— Directions for this task —
Copy out every record below with complete accuracy.

========================

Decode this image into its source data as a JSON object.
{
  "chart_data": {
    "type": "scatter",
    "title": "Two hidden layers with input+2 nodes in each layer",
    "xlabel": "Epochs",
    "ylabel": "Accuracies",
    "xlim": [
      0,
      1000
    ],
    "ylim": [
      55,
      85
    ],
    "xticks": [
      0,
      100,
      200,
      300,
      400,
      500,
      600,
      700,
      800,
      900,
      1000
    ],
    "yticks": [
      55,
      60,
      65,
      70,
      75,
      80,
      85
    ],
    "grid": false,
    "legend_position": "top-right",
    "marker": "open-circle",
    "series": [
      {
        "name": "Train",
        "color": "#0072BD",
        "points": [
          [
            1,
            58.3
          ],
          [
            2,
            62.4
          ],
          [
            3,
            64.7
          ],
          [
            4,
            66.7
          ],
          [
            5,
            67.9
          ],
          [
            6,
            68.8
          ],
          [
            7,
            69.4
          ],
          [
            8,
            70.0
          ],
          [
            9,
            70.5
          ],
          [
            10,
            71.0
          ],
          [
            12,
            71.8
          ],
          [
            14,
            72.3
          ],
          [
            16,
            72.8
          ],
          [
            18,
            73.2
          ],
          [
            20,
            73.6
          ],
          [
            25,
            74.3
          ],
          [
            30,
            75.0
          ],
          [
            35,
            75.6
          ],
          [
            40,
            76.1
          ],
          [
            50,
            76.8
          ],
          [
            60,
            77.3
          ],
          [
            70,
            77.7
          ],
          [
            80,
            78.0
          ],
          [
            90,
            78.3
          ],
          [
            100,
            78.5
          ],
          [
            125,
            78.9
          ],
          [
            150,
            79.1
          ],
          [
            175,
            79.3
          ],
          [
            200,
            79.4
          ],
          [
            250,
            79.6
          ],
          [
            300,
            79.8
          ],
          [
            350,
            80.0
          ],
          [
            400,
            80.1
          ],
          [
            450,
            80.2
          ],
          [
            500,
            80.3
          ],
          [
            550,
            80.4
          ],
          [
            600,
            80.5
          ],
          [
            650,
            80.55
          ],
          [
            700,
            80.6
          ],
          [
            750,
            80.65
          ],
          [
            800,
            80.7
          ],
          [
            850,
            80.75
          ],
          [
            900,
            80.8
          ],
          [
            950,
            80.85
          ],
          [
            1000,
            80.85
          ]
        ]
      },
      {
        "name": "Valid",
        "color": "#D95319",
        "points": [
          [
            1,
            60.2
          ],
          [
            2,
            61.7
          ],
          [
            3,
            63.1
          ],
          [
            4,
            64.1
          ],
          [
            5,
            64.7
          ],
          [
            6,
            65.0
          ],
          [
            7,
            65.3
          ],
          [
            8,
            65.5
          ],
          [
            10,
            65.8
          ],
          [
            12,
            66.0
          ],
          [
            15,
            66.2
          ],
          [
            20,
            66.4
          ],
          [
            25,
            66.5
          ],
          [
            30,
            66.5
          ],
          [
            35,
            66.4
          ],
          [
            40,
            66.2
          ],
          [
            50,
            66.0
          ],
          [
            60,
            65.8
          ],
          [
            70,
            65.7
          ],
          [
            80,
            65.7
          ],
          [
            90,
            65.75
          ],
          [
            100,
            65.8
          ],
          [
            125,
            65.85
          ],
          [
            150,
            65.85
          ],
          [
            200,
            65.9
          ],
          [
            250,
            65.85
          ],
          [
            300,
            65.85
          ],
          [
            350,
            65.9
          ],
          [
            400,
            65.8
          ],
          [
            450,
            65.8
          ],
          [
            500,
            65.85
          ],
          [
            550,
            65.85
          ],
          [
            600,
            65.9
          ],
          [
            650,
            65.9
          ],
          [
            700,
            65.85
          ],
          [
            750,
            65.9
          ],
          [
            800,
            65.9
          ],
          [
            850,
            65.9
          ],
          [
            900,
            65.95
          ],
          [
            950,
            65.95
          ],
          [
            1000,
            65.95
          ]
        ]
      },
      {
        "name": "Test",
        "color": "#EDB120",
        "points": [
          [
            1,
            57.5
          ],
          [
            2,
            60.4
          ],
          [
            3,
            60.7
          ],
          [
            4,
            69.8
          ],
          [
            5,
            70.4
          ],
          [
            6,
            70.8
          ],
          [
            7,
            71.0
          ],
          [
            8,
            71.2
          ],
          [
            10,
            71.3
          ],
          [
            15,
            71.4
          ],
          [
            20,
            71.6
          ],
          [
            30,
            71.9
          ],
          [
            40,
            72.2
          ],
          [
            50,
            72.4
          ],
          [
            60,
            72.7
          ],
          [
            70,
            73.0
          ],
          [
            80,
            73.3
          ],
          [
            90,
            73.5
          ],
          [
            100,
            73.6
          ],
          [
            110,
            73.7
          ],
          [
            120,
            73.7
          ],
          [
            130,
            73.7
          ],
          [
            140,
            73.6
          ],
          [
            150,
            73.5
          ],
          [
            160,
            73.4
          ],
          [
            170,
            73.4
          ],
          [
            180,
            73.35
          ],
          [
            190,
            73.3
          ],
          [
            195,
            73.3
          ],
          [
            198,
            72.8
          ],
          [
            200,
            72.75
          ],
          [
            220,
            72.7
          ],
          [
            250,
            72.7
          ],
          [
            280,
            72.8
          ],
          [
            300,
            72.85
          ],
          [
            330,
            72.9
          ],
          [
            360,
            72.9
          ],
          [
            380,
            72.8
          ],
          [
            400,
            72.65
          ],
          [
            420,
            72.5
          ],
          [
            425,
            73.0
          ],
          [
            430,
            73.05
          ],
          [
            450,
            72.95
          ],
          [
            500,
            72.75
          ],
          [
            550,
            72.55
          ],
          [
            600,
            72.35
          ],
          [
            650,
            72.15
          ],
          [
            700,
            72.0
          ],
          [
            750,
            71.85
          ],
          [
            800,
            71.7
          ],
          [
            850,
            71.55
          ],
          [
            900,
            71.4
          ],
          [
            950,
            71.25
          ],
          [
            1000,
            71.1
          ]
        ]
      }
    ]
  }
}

========================

— Solved exercise —
Decode this image into its source data as a JSON object.
{
  "chart_data": {
    "type": "scatter",
    "title": "Two hidden layers with input+2 nodes in each layer",
    "xlabel": "Epochs",
    "ylabel": "Accuracies",
    "xlim": [
      0,
      1000
    ],
    "ylim": [
      55,
      85
    ],
    "xticks": [
      0,
      100,
      200,
      300,
      400,
      500,
      600,
      700,
      800,
      900,
      1000
    ],
    "yticks": [
      55,
      60,
      65,
      70,
      75,
      80,
      85
    ],
    "grid": false,
    "legend_position": "top-right",
    "marker": "open-circle",
    "series": [
      {
        "name": "Train",
        "color": "#0072BD",
        "points": [
          [
            1,
            58.3
          ],
          [
            2,
            62.4
          ],
          [
            3,
            64.7
          ],
          [
            4,
            66.7
          ],
          [
            5,
            67.9
          ],
          [
            6,
            68.8
          ],
          [
            7,
            69.4
          ],
          [
            8,
            70.0
          ],
          [
            9,
            70.5
          ],
          [
            10,
            71.0
          ],
          [
            12,
            71.8
          ],
          [
            14,
            72.3
          ],
          [
            16,
            72.8
          ],
          [
            18,
            73.2
          ],
          [
            20,
            73.6
          ],
          [
            25,
            74.3
          ],
          [
            30,
            75.0
          ],
          [
            35,
            75.6
          ],
          [
            40,
            76.1
          ],
          [
            50,
            76.8
          ],
          [
            60,
            77.3
          ],
          [
            70,
            77.7
          ],
          [
            80,
            78.0
          ],
          [
            90,
            78.3
          ],
          [
            100,
            78.5
          ],
          [
            125,
            78.9
          ],
          [
            150,
            79.1
          ],
          [
            175,
            79.3
          ],
          [
            200,
            79.4
          ],
          [
            250,
            79.6
          ],
          [
            300,
            79.8
          ],
          [
            350,
            80.0
          ],
          [
            400,
            80.1
          ],
          [
            450,
            80.2
          ],
          [
            500,
            80.3
          ],
          [
            550,
            80.4
          ],
          [
            600,
            80.5
          ],
          [
            650,
            80.55
          ],
          [
            700,
            80.6
          ],
          [
            750,
            80.65
          ],
          [
            800,
            80.7
          ],
          [
            850,
            80.75
          ],
          [
            900,
            80.8
          ],
          [
            950,
            80.85
          ],
          [
            1000,
            80.85
          ]
        ]
      },
      {
        "name": "Valid",
        "color": "#D95319",
        "points": [
          [
            1,
            60.2
          ],
          [
            2,
            61.7
          ],
          [
            3,
            63.1
          ],
          [
            4,
            64.1
          ],
          [
            5,
            64.7
          ],
          [
            6,
            65.0
          ],
          [
            7,
            65.3
          ],
          [
            8,
            65.5
          ],
          [
            10,
            65.8
          ],
          [
            12,
            66.0
          ],
          [
            15,
            66.2
          ],
          [
            20,
            66.4
          ],
          [
            25,
            66.5
          ],
          [
            30,
            66.5
          ],
          [
            35,
            66.4
          ],
          [
            40,
            66.2
          ],
          [
            50,
            66.0
          ],
          [
            60,
            65.8
          ],
          [
            70,
            65.7
          ],
          [
            80,
            65.7
          ],
          [
            90,
            65.75
          ],
          [
            100,
            65.8
          ],
          [
            125,
            65.85
          ],
          [
            150,
            65.85
          ],
          [
            200,
            65.9
          ],
          [
            250,
            65.85
          ],
          [
            300,
            65.85
          ],
          [
            350,
            65.9
          ],
          [
            400,
            65.8
          ],
          [
            450,
            65.8
          ],
          [
            500,
            65.85
          ],
          [
            550,
            65.85
          ],
          [
            600,
            65.9
          ],
          [
            650,
            65.9
          ],
          [
            700,
            65.85
          ],
          [
            750,
            65.9
          ],
          [
            800,
            65.9
          ],
          [
            850,
            65.9
          ],
          [
            900,
            65.95
          ],
          [
            950,
            65.95
          ],
          [
            1000,
            65.95
          ]
        ]
      },
      {
        "name": "Test",
        "color": "#EDB120",
        "points": [
          [
            1,
            57.5
          ],
          [
            2,
            60.4
          ],
          [
            3,
            60.7
          ],
          [
            4,
            69.8
          ],
          [
            5,
            70.4
          ],
          [
            6,
            70.8
          ],
          [
            7,
            71.0
          ],
          [
            8,
            71.2
          ],
          [
            10,
            71.3
          ],
          [
            15,
            71.4
          ],
          [
            20,
            71.6
          ],
          [
            30,
            71.9
          ],
          [
            40,
            72.2
          ],
          [
            50,
            72.4
          ],
          [
            60,
            72.7
          ],
          [
            70,
            73.0
          ],
          [
            80,
            73.3
          ],
          [
            90,
            73.5
          ],
          [
            100,
            73.6
          ],
          [
            110,
            73.7
          ],
          [
            120,
            73.7
          ],
          [
            130,
            73.7
          ],
          [
            140,
            73.6
          ],
          [
            150,
            73.5
          ],
          [
            160,
            73.4
          ],
          [
            170,
            73.4
          ],
          [
            180,
            73.35
          ],
          [
            190,
            73.3
          ],
          [
            195,
            73.3
          ],
          [
            198,
            72.8
          ],
          [
            200,
            72.75
          ],
          [
            220,
            72.7
          ],
          [
            250,
            72.7
          ],
          [
            280,
            72.8
          ],
          [
            300,
            72.85
          ],
          [
            330,
            72.9
          ],
          [
            360,
            72.9
          ],
          [
            380,
            72.8
          ],
          [
            400,
            72.65
          ],
          [
            420,
            72.5
          ],
          [
            425,
            73.0
          ],
          [
            430,
            73.05
          ],
          [
            450,
            72.95
          ],
          [
            500,
            72.75
          ],
          [
            550,
            72.55
          ],
          [
            600,
            72.35
          ],
          [
            650,
            72.15
          ],
          [
            700,
            72.0
          ],
          [
            750,
            71.85
          ],
          [
            800,
            71.7
          ],
          [
            850,
            71.55
          ],
          [
            900,
            71.4
          ],
          [
            950,
            71.25
          ],
          [
            1000,
            71.1
          ]
        ]
      }
    ]
  }
}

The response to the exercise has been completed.